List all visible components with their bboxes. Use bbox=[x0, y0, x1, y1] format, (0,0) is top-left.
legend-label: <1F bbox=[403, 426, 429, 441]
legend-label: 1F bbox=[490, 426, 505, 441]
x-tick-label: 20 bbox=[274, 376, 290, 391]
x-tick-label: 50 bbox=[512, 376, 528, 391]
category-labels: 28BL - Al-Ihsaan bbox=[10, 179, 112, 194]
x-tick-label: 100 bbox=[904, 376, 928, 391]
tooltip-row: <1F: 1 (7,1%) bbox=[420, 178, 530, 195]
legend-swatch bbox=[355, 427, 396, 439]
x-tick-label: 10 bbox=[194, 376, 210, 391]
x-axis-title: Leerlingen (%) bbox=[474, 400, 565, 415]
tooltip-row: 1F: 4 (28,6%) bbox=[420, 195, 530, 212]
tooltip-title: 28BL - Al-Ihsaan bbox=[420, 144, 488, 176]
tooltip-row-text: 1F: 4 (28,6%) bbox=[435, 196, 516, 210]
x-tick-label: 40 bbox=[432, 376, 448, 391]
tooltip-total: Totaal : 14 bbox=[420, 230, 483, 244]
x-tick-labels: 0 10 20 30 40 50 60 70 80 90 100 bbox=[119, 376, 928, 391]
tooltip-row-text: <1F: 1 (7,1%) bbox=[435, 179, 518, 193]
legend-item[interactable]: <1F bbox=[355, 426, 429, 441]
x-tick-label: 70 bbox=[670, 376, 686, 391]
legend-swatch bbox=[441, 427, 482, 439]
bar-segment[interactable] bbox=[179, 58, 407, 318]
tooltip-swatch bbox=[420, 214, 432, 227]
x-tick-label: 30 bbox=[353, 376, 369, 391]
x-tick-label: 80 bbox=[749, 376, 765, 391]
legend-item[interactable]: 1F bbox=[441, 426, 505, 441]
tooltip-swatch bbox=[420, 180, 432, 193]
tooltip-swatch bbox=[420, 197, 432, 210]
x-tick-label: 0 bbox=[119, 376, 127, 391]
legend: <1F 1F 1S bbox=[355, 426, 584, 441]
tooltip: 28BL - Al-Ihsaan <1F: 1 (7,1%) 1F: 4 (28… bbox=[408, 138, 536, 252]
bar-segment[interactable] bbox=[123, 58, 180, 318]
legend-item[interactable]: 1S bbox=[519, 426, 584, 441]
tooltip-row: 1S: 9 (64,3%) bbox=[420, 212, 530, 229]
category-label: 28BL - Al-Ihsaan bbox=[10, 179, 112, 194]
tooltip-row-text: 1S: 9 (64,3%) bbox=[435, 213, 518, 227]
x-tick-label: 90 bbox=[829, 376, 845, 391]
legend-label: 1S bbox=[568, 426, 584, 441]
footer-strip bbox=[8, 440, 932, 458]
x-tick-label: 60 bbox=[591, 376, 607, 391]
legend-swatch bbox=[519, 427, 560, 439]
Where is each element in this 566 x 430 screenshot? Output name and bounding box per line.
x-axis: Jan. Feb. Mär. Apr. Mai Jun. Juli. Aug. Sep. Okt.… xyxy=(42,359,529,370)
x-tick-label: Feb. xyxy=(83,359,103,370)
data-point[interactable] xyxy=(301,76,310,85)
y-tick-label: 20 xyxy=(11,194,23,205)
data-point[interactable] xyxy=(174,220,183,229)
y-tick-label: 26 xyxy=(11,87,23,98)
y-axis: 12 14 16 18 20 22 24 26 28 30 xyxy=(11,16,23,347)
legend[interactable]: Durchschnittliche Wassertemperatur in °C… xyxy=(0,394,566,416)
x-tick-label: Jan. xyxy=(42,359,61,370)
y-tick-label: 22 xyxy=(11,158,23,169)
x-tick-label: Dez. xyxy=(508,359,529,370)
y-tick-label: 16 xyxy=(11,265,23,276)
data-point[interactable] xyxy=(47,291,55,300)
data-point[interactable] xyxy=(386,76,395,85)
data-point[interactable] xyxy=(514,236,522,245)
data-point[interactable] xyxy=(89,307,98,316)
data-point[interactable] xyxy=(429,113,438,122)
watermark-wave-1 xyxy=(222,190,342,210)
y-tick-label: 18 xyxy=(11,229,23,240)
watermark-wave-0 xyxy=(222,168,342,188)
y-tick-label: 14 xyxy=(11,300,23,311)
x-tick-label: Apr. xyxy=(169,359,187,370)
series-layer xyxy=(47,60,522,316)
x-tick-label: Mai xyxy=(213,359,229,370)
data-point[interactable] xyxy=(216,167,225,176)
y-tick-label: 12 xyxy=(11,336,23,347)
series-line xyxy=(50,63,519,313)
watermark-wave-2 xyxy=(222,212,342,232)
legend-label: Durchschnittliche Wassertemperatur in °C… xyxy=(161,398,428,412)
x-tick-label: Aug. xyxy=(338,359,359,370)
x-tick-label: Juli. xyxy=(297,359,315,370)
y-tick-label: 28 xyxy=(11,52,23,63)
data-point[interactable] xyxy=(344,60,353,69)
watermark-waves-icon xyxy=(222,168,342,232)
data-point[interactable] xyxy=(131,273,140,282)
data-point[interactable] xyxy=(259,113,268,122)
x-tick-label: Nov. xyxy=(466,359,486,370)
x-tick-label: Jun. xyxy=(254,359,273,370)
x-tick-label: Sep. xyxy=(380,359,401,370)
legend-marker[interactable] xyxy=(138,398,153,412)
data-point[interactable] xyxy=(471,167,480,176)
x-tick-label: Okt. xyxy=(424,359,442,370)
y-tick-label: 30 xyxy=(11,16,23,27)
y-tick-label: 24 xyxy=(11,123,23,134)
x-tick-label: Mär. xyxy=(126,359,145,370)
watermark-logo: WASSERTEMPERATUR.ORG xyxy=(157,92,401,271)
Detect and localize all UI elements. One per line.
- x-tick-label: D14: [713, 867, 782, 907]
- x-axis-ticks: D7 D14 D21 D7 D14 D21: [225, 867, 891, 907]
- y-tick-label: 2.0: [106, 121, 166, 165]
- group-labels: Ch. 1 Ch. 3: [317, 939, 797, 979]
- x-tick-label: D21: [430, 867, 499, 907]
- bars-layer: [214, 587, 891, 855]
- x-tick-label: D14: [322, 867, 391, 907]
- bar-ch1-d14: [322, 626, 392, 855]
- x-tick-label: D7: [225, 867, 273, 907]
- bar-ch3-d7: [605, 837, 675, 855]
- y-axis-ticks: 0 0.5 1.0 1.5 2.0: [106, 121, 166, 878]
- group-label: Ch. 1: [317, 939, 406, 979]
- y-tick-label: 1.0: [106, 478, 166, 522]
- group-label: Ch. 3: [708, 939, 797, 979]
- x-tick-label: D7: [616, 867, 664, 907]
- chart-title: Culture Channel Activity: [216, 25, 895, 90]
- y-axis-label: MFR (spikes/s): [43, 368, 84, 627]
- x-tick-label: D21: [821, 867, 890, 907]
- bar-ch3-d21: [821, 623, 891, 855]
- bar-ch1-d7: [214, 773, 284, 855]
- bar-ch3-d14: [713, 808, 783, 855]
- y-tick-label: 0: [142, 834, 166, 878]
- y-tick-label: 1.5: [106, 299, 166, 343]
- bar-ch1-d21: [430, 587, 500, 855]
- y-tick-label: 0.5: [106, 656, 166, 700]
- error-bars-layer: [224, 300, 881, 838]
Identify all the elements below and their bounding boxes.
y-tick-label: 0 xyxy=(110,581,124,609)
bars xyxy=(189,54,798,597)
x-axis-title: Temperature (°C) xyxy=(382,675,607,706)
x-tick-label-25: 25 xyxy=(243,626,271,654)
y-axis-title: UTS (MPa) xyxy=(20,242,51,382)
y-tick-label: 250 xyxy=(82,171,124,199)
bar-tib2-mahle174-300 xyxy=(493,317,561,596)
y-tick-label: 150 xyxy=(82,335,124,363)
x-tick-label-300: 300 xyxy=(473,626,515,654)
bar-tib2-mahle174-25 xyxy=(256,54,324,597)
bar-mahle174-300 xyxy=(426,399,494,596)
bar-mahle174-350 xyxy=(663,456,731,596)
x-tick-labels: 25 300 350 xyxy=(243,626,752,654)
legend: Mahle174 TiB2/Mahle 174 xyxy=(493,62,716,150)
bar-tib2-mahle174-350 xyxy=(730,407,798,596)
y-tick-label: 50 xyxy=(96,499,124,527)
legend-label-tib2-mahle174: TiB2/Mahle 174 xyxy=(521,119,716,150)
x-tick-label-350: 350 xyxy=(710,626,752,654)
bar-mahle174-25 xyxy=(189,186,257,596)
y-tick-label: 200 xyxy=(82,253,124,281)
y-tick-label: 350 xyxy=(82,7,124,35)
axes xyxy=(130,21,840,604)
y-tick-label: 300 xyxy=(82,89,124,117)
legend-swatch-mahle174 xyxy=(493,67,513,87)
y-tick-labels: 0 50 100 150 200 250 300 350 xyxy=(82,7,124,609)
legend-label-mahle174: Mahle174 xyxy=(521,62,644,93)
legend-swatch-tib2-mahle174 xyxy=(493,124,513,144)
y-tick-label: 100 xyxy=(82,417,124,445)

---

Task to complete
Retype the material from its first line through the line holding "tooltip-total: Totaal : 14", both included, keeping every character as it appears.

Solution to the problem
List all visible components with their bboxes. Use bbox=[x0, y0, x1, y1] format, (0,0) is top-left.
legend-label: <1F bbox=[403, 426, 429, 441]
legend-label: 1F bbox=[490, 426, 505, 441]
x-tick-label: 20 bbox=[274, 376, 290, 391]
x-tick-label: 50 bbox=[512, 376, 528, 391]
category-labels: 28BL - Al-Ihsaan bbox=[10, 179, 112, 194]
x-tick-label: 100 bbox=[904, 376, 928, 391]
tooltip-row: <1F: 1 (7,1%) bbox=[420, 178, 530, 195]
legend-swatch bbox=[355, 427, 396, 439]
x-tick-label: 10 bbox=[194, 376, 210, 391]
x-axis-title: Leerlingen (%) bbox=[474, 400, 565, 415]
tooltip-row: 1F: 4 (28,6%) bbox=[420, 195, 530, 212]
tooltip-title: 28BL - Al-Ihsaan bbox=[420, 144, 488, 176]
tooltip-row-text: 1F: 4 (28,6%) bbox=[435, 196, 516, 210]
x-tick-label: 40 bbox=[432, 376, 448, 391]
tooltip-total: Totaal : 14 bbox=[420, 230, 483, 244]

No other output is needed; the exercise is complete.